● **GIVEN REQUEST**
Take every line from the material that has the word "limites" in it.

(Collected data)
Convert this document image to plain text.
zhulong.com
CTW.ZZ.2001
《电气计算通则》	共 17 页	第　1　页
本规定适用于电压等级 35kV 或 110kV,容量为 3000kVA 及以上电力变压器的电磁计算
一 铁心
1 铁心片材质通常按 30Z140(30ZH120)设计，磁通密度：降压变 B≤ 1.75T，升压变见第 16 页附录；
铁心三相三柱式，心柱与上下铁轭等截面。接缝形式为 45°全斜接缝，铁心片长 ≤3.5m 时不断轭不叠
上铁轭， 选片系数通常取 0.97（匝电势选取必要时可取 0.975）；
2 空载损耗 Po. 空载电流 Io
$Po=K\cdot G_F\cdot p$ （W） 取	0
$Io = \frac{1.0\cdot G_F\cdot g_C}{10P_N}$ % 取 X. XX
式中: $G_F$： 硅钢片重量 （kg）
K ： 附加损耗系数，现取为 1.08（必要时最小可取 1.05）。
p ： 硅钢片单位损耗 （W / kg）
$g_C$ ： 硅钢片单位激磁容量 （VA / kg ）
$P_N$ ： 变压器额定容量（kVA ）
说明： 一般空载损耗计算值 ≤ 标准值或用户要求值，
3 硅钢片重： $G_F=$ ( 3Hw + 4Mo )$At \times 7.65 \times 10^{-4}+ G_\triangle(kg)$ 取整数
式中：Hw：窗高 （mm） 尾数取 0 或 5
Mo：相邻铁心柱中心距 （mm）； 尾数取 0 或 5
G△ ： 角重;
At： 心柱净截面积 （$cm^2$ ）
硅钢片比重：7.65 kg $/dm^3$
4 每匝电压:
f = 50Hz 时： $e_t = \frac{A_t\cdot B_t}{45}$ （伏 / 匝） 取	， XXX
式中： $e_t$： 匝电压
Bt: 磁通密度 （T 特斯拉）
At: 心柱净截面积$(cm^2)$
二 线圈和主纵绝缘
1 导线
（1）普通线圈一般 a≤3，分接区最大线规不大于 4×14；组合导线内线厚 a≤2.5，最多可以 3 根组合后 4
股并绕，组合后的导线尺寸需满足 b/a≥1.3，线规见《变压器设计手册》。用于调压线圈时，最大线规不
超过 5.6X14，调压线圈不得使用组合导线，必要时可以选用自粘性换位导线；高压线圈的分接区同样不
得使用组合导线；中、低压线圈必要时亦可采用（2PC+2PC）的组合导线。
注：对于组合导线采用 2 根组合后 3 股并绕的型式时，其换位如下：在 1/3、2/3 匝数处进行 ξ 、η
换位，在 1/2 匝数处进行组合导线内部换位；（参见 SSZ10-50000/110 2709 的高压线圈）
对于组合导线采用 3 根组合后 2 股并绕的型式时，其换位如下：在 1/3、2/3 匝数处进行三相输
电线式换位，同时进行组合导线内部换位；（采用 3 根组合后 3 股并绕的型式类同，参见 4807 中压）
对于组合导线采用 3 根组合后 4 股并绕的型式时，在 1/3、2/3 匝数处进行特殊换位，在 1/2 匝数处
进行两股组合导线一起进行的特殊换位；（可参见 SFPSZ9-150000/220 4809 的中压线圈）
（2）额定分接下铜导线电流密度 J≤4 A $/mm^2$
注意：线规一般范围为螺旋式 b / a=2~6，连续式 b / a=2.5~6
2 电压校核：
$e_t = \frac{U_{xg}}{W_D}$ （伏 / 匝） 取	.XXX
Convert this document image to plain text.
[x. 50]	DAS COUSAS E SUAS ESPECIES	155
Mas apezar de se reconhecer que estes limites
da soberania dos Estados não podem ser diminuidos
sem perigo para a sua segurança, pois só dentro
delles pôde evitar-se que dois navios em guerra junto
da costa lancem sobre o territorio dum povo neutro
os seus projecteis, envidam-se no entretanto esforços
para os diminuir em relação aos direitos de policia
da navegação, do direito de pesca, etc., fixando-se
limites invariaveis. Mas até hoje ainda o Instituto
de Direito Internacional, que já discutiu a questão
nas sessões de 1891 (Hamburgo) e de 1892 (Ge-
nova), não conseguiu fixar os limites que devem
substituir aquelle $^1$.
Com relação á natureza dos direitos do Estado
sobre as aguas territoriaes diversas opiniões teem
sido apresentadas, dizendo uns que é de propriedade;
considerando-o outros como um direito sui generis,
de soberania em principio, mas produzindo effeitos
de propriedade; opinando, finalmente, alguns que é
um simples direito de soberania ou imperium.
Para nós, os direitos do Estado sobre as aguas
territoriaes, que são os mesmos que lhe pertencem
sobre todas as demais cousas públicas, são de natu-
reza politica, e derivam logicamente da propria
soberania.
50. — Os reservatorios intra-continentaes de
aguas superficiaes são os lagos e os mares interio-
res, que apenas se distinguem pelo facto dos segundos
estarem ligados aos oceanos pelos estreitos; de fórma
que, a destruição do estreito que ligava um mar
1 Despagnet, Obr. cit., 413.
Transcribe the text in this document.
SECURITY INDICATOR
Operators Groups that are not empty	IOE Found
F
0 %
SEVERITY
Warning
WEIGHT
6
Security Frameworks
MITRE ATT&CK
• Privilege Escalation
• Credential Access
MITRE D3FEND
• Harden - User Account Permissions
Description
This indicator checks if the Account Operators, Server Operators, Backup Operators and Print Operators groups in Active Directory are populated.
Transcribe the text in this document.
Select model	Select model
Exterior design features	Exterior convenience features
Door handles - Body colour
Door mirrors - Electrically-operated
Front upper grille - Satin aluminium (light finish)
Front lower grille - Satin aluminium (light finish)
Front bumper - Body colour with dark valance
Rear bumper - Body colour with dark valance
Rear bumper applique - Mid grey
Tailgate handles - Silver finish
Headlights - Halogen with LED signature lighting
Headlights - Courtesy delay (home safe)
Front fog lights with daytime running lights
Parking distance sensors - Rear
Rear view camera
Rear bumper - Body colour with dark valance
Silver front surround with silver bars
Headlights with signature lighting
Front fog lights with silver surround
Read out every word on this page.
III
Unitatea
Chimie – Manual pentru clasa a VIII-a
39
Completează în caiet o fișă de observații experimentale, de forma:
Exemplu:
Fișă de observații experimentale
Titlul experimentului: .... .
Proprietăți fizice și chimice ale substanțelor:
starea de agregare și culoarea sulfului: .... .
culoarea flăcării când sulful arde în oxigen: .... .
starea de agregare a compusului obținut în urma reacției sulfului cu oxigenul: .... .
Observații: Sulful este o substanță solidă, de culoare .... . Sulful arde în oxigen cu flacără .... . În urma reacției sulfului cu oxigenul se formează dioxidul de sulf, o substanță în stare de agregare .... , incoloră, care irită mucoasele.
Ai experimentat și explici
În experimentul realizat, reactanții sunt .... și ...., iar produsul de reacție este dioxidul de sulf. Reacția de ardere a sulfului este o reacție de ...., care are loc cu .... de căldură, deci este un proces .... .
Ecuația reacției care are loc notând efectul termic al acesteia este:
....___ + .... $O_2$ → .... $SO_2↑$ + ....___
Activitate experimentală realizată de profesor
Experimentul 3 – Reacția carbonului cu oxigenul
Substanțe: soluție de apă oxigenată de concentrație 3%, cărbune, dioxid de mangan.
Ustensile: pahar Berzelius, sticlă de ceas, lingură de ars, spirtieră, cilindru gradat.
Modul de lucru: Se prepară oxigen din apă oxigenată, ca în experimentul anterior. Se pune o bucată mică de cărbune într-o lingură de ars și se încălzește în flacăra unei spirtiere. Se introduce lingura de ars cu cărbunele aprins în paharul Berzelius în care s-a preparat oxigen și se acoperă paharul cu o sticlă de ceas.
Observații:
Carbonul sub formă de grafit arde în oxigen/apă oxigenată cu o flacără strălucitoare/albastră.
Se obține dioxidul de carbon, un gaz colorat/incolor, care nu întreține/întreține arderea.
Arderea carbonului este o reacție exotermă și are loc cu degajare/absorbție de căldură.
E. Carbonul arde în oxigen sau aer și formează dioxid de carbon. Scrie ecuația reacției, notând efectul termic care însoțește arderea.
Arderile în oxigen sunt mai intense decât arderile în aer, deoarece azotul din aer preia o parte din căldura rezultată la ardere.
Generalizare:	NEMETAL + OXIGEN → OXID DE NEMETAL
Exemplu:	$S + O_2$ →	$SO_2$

● **ANSWER TO THE TASK**
Mas apezar de se reconhecer que estes limites
limites invariaveis. Mas até hoje ainda o Instituto
nova), não conseguiu fixar os limites que devem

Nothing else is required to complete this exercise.